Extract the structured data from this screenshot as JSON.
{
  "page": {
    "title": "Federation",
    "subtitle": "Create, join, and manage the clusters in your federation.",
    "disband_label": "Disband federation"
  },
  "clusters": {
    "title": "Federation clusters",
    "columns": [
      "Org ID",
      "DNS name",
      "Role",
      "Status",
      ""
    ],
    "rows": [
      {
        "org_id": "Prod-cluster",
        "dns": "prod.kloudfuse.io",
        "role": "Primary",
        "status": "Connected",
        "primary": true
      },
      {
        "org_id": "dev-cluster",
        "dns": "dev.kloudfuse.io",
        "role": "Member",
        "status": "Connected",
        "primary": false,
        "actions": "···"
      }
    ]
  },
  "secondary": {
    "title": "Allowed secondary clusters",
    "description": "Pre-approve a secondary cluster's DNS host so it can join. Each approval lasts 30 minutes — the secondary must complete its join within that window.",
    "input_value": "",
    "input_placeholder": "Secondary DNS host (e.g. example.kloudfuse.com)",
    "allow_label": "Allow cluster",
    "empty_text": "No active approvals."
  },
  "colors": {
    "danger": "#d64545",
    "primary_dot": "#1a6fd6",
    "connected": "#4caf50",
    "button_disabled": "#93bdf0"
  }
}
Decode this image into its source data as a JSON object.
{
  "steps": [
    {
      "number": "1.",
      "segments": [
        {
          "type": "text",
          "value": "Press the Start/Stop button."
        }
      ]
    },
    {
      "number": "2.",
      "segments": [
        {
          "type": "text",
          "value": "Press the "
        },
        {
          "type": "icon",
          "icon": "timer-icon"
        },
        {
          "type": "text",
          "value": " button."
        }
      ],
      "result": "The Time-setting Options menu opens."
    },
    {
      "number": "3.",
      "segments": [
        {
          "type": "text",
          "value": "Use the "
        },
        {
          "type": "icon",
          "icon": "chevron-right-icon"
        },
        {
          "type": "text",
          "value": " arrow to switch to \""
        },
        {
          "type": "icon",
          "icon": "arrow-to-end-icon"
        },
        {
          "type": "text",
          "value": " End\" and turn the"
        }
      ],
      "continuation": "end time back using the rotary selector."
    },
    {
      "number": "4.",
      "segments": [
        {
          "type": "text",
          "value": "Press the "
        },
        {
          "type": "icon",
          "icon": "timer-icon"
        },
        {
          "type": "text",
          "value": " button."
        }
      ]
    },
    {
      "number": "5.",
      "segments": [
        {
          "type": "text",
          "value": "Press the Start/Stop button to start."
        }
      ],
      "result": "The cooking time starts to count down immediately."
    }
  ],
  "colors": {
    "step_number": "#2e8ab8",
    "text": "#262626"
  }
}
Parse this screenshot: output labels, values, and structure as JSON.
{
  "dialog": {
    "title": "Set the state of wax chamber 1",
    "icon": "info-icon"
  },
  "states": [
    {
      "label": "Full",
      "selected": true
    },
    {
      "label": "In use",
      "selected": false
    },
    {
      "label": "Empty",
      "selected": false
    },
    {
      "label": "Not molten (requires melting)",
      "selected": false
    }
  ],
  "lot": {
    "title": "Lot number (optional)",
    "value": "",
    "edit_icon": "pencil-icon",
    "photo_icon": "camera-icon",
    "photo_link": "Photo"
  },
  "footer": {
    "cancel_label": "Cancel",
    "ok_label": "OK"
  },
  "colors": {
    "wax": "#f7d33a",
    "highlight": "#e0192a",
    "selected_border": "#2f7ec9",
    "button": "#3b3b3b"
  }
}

----

[Job] In the entries above, how many lines hold the word "kloudfuse"? State the number and nothing else.

[Answer in full] 3